Entries taken from a collection:

##########

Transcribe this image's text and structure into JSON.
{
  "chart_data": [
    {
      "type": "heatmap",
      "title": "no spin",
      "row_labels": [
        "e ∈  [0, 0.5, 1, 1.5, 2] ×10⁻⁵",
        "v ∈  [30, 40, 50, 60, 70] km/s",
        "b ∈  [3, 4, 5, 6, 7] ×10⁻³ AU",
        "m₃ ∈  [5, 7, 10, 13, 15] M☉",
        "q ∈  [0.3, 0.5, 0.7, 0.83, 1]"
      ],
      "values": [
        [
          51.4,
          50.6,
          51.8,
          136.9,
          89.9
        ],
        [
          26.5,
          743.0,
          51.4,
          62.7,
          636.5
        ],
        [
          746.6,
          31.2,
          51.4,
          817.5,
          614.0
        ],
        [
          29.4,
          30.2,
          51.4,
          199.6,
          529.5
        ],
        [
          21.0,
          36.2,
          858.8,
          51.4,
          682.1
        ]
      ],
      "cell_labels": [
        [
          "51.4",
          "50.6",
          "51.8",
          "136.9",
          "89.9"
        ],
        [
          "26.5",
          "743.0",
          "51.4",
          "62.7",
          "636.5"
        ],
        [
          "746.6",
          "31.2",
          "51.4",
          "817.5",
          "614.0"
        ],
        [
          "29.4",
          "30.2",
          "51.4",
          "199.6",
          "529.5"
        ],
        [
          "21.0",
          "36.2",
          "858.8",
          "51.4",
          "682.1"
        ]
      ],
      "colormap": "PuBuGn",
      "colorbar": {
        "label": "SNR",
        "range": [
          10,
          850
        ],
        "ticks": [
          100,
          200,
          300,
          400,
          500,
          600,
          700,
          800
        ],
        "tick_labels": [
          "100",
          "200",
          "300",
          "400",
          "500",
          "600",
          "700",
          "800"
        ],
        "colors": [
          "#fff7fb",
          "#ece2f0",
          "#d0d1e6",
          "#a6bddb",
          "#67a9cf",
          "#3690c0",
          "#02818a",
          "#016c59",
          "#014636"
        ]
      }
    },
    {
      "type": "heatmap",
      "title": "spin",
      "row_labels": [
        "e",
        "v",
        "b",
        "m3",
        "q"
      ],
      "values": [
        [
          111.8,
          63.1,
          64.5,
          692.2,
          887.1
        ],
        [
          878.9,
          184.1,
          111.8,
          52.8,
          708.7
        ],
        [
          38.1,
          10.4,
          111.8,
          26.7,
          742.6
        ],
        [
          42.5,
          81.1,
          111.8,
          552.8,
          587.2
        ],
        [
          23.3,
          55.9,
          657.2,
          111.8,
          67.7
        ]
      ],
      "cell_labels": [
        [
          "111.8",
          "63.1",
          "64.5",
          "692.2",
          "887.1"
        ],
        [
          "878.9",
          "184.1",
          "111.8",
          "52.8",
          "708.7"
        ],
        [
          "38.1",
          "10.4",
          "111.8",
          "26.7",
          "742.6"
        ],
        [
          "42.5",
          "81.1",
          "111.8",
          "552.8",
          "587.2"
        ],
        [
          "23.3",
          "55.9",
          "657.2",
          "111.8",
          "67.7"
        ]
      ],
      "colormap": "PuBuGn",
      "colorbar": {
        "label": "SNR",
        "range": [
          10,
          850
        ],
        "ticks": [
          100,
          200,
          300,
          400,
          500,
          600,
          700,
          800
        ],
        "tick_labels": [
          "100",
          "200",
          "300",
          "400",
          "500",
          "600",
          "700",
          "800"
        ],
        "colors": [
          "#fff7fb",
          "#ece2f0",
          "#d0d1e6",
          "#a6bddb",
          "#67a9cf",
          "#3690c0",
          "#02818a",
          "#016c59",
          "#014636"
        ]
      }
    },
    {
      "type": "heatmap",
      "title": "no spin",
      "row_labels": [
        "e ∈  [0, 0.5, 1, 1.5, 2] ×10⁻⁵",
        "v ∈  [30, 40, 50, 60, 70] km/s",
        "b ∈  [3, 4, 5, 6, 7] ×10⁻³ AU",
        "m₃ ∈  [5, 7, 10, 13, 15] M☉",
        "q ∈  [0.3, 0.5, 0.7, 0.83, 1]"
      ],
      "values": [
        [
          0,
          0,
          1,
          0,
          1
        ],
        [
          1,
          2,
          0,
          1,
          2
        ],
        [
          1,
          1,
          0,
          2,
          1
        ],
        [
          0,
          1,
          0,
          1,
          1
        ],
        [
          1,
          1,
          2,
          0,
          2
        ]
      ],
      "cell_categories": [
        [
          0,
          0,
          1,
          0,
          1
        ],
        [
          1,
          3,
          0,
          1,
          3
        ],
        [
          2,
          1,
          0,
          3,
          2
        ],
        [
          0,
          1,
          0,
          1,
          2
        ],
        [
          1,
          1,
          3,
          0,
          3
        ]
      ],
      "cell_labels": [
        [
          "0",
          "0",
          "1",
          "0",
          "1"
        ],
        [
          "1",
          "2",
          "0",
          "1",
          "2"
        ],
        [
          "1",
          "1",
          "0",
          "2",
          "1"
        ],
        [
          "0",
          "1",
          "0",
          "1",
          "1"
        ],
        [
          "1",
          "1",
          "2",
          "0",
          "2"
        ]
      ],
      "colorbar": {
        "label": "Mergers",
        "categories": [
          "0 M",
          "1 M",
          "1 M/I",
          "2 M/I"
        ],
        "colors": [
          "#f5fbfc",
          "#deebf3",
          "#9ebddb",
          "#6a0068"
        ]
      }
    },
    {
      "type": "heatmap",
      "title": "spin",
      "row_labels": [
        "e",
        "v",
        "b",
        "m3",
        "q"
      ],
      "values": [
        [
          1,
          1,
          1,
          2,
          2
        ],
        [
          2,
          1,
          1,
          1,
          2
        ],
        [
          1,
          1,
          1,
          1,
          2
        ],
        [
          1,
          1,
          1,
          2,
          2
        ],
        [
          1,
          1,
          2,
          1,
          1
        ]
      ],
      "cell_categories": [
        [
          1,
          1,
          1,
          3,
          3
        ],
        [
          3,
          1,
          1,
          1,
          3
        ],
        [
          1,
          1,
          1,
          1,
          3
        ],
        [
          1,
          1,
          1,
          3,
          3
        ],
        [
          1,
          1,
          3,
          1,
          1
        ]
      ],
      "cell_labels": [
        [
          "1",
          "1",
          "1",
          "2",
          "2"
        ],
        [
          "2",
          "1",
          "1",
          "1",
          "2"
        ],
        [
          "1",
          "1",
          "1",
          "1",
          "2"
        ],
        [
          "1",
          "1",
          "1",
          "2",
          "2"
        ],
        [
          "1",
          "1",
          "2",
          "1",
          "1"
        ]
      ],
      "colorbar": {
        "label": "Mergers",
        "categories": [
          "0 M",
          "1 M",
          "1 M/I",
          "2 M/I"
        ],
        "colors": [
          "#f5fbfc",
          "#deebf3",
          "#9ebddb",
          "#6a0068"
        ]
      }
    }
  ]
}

##########

__Set problem__: Write an exact transcription of every entry above.

__Solution to this task__:
Transcribe this image's text and structure into JSON.
{
  "chart_data": [
    {
      "type": "heatmap",
      "title": "no spin",
      "row_labels": [
        "e ∈  [0, 0.5, 1, 1.5, 2] ×10⁻⁵",
        "v ∈  [30, 40, 50, 60, 70] km/s",
        "b ∈  [3, 4, 5, 6, 7] ×10⁻³ AU",
        "m₃ ∈  [5, 7, 10, 13, 15] M☉",
        "q ∈  [0.3, 0.5, 0.7, 0.83, 1]"
      ],
      "values": [
        [
          51.4,
          50.6,
          51.8,
          136.9,
          89.9
        ],
        [
          26.5,
          743.0,
          51.4,
          62.7,
          636.5
        ],
        [
          746.6,
          31.2,
          51.4,
          817.5,
          614.0
        ],
        [
          29.4,
          30.2,
          51.4,
          199.6,
          529.5
        ],
        [
          21.0,
          36.2,
          858.8,
          51.4,
          682.1
        ]
      ],
      "cell_labels": [
        [
          "51.4",
          "50.6",
          "51.8",
          "136.9",
          "89.9"
        ],
        [
          "26.5",
          "743.0",
          "51.4",
          "62.7",
          "636.5"
        ],
        [
          "746.6",
          "31.2",
          "51.4",
          "817.5",
          "614.0"
        ],
        [
          "29.4",
          "30.2",
          "51.4",
          "199.6",
          "529.5"
        ],
        [
          "21.0",
          "36.2",
          "858.8",
          "51.4",
          "682.1"
        ]
      ],
      "colormap": "PuBuGn",
      "colorbar": {
        "label": "SNR",
        "range": [
          10,
          850
        ],
        "ticks": [
          100,
          200,
          300,
          400,
          500,
          600,
          700,
          800
        ],
        "tick_labels": [
          "100",
          "200",
          "300",
          "400",
          "500",
          "600",
          "700",
          "800"
        ],
        "colors": [
          "#fff7fb",
          "#ece2f0",
          "#d0d1e6",
          "#a6bddb",
          "#67a9cf",
          "#3690c0",
          "#02818a",
          "#016c59",
          "#014636"
        ]
      }
    },
    {
      "type": "heatmap",
      "title": "spin",
      "row_labels": [
        "e",
        "v",
        "b",
        "m3",
        "q"
      ],
      "values": [
        [
          111.8,
          63.1,
          64.5,
          692.2,
          887.1
        ],
        [
          878.9,
          184.1,
          111.8,
          52.8,
          708.7
        ],
        [
          38.1,
          10.4,
          111.8,
          26.7,
          742.6
        ],
        [
          42.5,
          81.1,
          111.8,
          552.8,
          587.2
        ],
        [
          23.3,
          55.9,
          657.2,
          111.8,
          67.7
        ]
      ],
      "cell_labels": [
        [
          "111.8",
          "63.1",
          "64.5",
          "692.2",
          "887.1"
        ],
        [
          "878.9",
          "184.1",
          "111.8",
          "52.8",
          "708.7"
        ],
        [
          "38.1",
          "10.4",
          "111.8",
          "26.7",
          "742.6"
        ],
        [
          "42.5",
          "81.1",
          "111.8",
          "552.8",
          "587.2"
        ],
        [
          "23.3",
          "55.9",
          "657.2",
          "111.8",
          "67.7"
        ]
      ],
      "colormap": "PuBuGn",
      "colorbar": {
        "label": "SNR",
        "range": [
          10,
          850
        ],
        "ticks": [
          100,
          200,
          300,
          400,
          500,
          600,
          700,
          800
        ],
        "tick_labels": [
          "100",
          "200",
          "300",
          "400",
          "500",
          "600",
          "700",
          "800"
        ],
        "colors": [
          "#fff7fb",
          "#ece2f0",
          "#d0d1e6",
          "#a6bddb",
          "#67a9cf",
          "#3690c0",
          "#02818a",
          "#016c59",
          "#014636"
        ]
      }
    },
    {
      "type": "heatmap",
      "title": "no spin",
      "row_labels": [
        "e ∈  [0, 0.5, 1, 1.5, 2] ×10⁻⁵",
        "v ∈  [30, 40, 50, 60, 70] km/s",
        "b ∈  [3, 4, 5, 6, 7] ×10⁻³ AU",
        "m₃ ∈  [5, 7, 10, 13, 15] M☉",
        "q ∈  [0.3, 0.5, 0.7, 0.83, 1]"
      ],
      "values": [
        [
          0,
          0,
          1,
          0,
          1
        ],
        [
          1,
          2,
          0,
          1,
          2
        ],
        [
          1,
          1,
          0,
          2,
          1
        ],
        [
          0,
          1,
          0,
          1,
          1
        ],
        [
          1,
          1,
          2,
          0,
          2
        ]
      ],
      "cell_categories": [
        [
          0,
          0,
          1,
          0,
          1
        ],
        [
          1,
          3,
          0,
          1,
          3
        ],
        [
          2,
          1,
          0,
          3,
          2
        ],
        [
          0,
          1,
          0,
          1,
          2
        ],
        [
          1,
          1,
          3,
          0,
          3
        ]
      ],
      "cell_labels": [
        [
          "0",
          "0",
          "1",
          "0",
          "1"
        ],
        [
          "1",
          "2",
          "0",
          "1",
          "2"
        ],
        [
          "1",
          "1",
          "0",
          "2",
          "1"
        ],
        [
          "0",
          "1",
          "0",
          "1",
          "1"
        ],
        [
          "1",
          "1",
          "2",
          "0",
          "2"
        ]
      ],
      "colorbar": {
        "label": "Mergers",
        "categories": [
          "0 M",
          "1 M",
          "1 M/I",
          "2 M/I"
        ],
        "colors": [
          "#f5fbfc",
          "#deebf3",
          "#9ebddb",
          "#6a0068"
        ]
      }
    },
    {
      "type": "heatmap",
      "title": "spin",
      "row_labels": [
        "e",
        "v",
        "b",
        "m3",
        "q"
      ],
      "values": [
        [
          1,
          1,
          1,
          2,
          2
        ],
        [
          2,
          1,
          1,
          1,
          2
        ],
        [
          1,
          1,
          1,
          1,
          2
        ],
        [
          1,
          1,
          1,
          2,
          2
        ],
        [
          1,
          1,
          2,
          1,
          1
        ]
      ],
      "cell_categories": [
        [
          1,
          1,
          1,
          3,
          3
        ],
        [
          3,
          1,
          1,
          1,
          3
        ],
        [
          1,
          1,
          1,
          1,
          3
        ],
        [
          1,
          1,
          1,
          3,
          3
        ],
        [
          1,
          1,
          3,
          1,
          1
        ]
      ],
      "cell_labels": [
        [
          "1",
          "1",
          "1",
          "2",
          "2"
        ],
        [
          "2",
          "1",
          "1",
          "1",
          "2"
        ],
        [
          "1",
          "1",
          "1",
          "1",
          "2"
        ],
        [
          "1",
          "1",
          "1",
          "2",
          "2"
        ],
        [
          "1",
          "1",
          "2",
          "1",
          "1"
        ]
      ],
      "colorbar": {
        "label": "Mergers",
        "categories": [
          "0 M",
          "1 M",
          "1 M/I",
          "2 M/I"
        ],
        "colors": [
          "#f5fbfc",
          "#deebf3",
          "#9ebddb",
          "#6a0068"
        ]
      }
    }
  ]
}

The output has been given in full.